• Provided information:
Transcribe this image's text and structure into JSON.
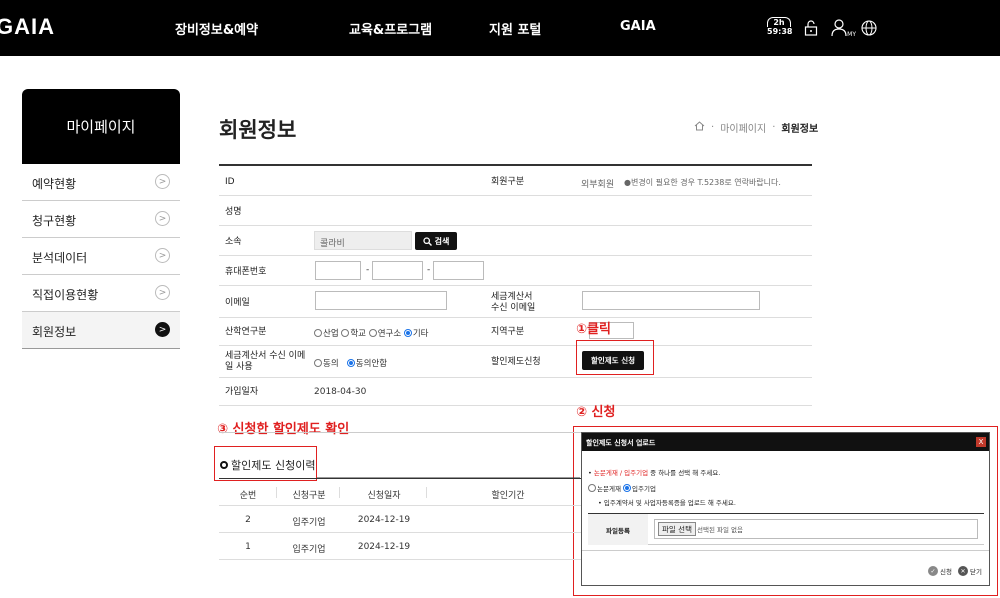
{
  "nav": {
    "logo": "GAIA",
    "menu": [
      "장비정보&예약",
      "교육&프로그램",
      "지원 포털",
      "GAIA"
    ],
    "timer_top": "2h",
    "timer_bottom": "59:38",
    "my_label": "MY"
  },
  "sidebar": {
    "title": "마이페이지",
    "items": [
      {
        "label": "예약현황"
      },
      {
        "label": "청구현황"
      },
      {
        "label": "분석데이터"
      },
      {
        "label": "직접이용현황"
      },
      {
        "label": "회원정보"
      }
    ]
  },
  "page": {
    "title": "회원정보",
    "breadcrumb": [
      "마이페이지",
      "회원정보"
    ]
  },
  "form": {
    "id_label": "ID",
    "member_type_label": "회원구분",
    "member_type_value": "외부회원",
    "member_type_note": "●변경이 필요한 경우 T.5238로 연락바랍니다.",
    "name_label": "성명",
    "org_label": "소속",
    "org_value": "콜라비",
    "search_button": "검색",
    "phone_label": "휴대폰번호",
    "phone_sep": "-",
    "email_label": "이메일",
    "tax_email_label_1": "세금계산서",
    "tax_email_label_2": "수신 이메일",
    "research_label": "산학연구분",
    "research_options": [
      "산업",
      "학교",
      "연구소",
      "기타"
    ],
    "region_label": "지역구분",
    "tax_receive_label_1": "세금계산서 수신 이메",
    "tax_receive_label_2": "일 사용",
    "tax_receive_options": [
      "동의",
      "동의안함"
    ],
    "discount_label": "할인제도신청",
    "discount_button": "할인제도 신청",
    "join_date_label": "가입일자",
    "join_date_value": "2018-04-30"
  },
  "annotations": {
    "step1": "①클릭",
    "step2": "② 신청",
    "step3": "③ 신청한 할인제도 확인"
  },
  "history": {
    "title": "할인제도 신청이력",
    "columns": [
      "순번",
      "신청구분",
      "신청일자",
      "할인기간"
    ],
    "rows": [
      {
        "no": "2",
        "type": "입주기업",
        "date": "2024-12-19"
      },
      {
        "no": "1",
        "type": "입주기업",
        "date": "2024-12-19"
      }
    ]
  },
  "modal": {
    "title": "할인제도 신청서 업로드",
    "instruction_red": "논문게재 / 입주기업",
    "instruction_rest": " 중 하나를 선택 해 주세요.",
    "options": [
      "논문게재",
      "입주기업"
    ],
    "note": "입주계약서 및 사업자등록증을 업로드 해 주세요.",
    "file_label": "파일등록",
    "file_button": "파일 선택",
    "file_status": "선택된 파일 없음",
    "submit_label": "신청",
    "close_label": "닫기",
    "close_x": "X"
  },
  "colors": {
    "accent_red": "#e02020",
    "radio_blue": "#1a73e8",
    "nav_bg": "#000000"
  }
}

• Exercise aim: Show the lines that mention the word "입주기업".

• Exercise solution:
        "type": "입주기업",
        "type": "입주기업",
    "instruction_red": "논문게재 / 입주기업",
      "입주기업"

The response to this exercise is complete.